> **Saved entries**:
begin

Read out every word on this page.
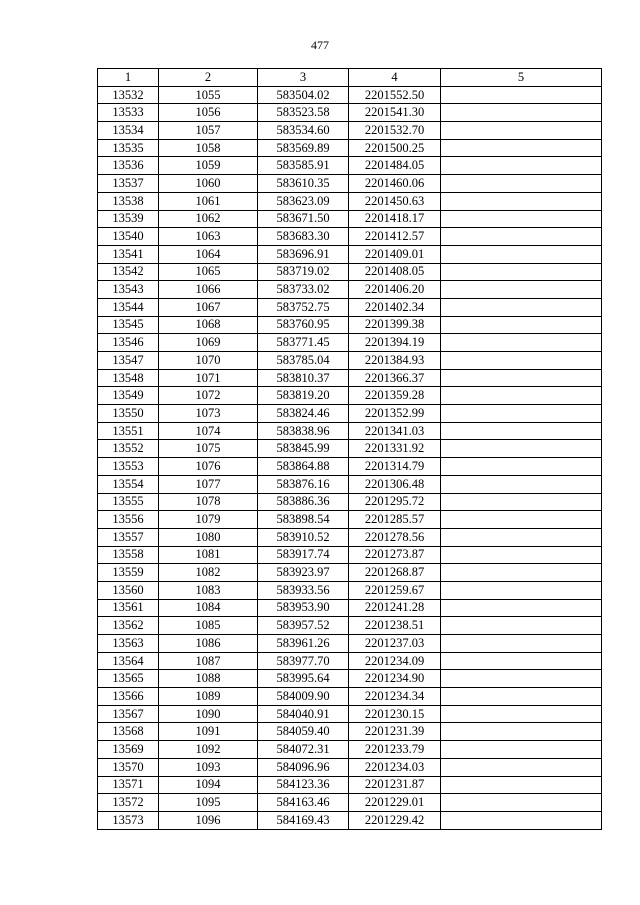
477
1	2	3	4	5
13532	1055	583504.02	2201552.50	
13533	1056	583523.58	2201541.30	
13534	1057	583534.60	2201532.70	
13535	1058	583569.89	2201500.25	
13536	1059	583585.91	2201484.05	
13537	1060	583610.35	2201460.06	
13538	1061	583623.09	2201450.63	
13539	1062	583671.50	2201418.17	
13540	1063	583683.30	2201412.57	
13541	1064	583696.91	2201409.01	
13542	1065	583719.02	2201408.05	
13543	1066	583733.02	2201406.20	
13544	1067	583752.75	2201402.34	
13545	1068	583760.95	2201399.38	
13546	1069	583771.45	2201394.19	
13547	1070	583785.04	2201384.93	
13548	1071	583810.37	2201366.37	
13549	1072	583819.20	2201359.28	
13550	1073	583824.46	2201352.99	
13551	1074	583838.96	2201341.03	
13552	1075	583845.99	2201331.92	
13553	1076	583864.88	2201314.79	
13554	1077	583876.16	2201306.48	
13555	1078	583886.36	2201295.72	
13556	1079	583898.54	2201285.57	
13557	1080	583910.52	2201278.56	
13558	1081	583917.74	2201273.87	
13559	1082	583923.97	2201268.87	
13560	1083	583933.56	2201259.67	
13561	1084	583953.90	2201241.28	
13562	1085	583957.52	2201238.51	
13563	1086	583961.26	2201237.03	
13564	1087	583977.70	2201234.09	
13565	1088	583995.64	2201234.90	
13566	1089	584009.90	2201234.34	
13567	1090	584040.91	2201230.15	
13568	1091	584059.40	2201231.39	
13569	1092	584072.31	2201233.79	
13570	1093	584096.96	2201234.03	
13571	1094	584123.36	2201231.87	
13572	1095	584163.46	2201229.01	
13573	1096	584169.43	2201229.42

end
begin

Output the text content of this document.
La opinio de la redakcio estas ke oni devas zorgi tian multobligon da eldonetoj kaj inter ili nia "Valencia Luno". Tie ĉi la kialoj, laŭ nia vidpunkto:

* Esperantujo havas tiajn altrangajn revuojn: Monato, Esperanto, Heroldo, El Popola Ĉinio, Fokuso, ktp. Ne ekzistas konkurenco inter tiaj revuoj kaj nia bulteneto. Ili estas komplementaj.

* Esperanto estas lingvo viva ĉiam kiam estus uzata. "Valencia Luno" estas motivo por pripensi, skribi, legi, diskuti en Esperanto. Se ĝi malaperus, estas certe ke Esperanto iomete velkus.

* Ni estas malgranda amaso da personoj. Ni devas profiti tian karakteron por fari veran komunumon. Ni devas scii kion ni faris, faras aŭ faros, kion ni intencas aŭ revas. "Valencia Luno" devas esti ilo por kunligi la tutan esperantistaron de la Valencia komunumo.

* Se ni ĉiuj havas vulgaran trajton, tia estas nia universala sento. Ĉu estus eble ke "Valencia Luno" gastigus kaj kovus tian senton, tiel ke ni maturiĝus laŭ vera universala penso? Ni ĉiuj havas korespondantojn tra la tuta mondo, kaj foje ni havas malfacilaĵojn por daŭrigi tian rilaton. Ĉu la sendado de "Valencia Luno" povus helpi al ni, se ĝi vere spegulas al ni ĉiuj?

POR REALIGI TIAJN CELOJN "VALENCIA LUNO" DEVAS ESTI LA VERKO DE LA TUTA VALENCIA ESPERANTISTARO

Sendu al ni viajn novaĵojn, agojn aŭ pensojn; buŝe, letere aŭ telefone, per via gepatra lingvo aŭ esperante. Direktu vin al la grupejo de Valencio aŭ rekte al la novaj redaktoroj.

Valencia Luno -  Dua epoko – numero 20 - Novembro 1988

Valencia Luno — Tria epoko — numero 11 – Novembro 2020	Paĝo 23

end
begin

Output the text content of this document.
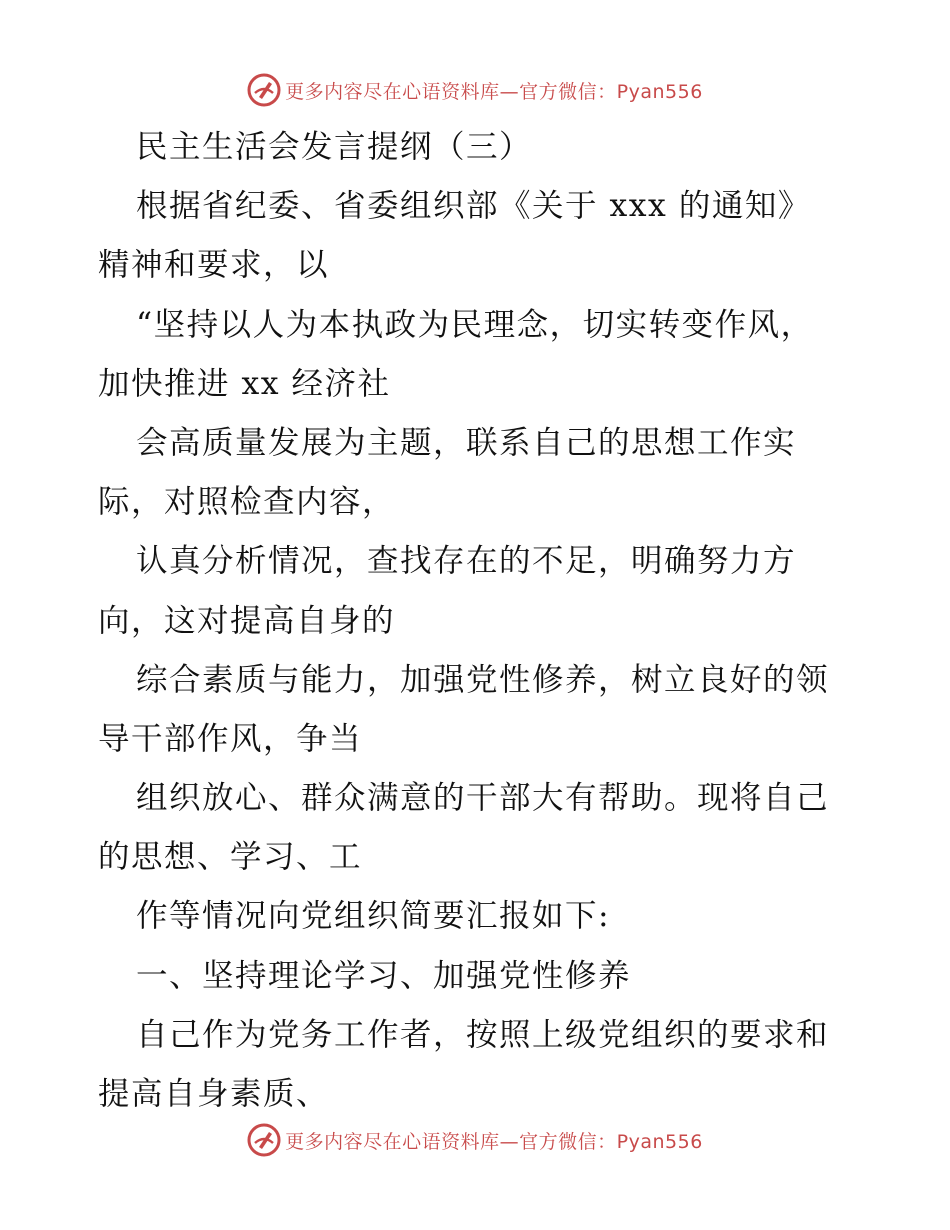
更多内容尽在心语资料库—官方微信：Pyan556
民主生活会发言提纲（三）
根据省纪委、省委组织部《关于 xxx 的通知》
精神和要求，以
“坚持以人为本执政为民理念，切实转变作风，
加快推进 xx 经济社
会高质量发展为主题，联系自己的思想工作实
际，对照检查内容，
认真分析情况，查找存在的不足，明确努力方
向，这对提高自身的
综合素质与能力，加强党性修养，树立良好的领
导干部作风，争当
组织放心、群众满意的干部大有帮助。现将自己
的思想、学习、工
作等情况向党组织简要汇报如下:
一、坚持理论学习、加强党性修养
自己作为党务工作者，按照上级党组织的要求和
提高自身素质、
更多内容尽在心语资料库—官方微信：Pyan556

end

Reproduce every line from the entries that holds the word "加强党性修养".

> **Expected output**:
综合素质与能力，加强党性修养，树立良好的领
一、坚持理论学习、加强党性修养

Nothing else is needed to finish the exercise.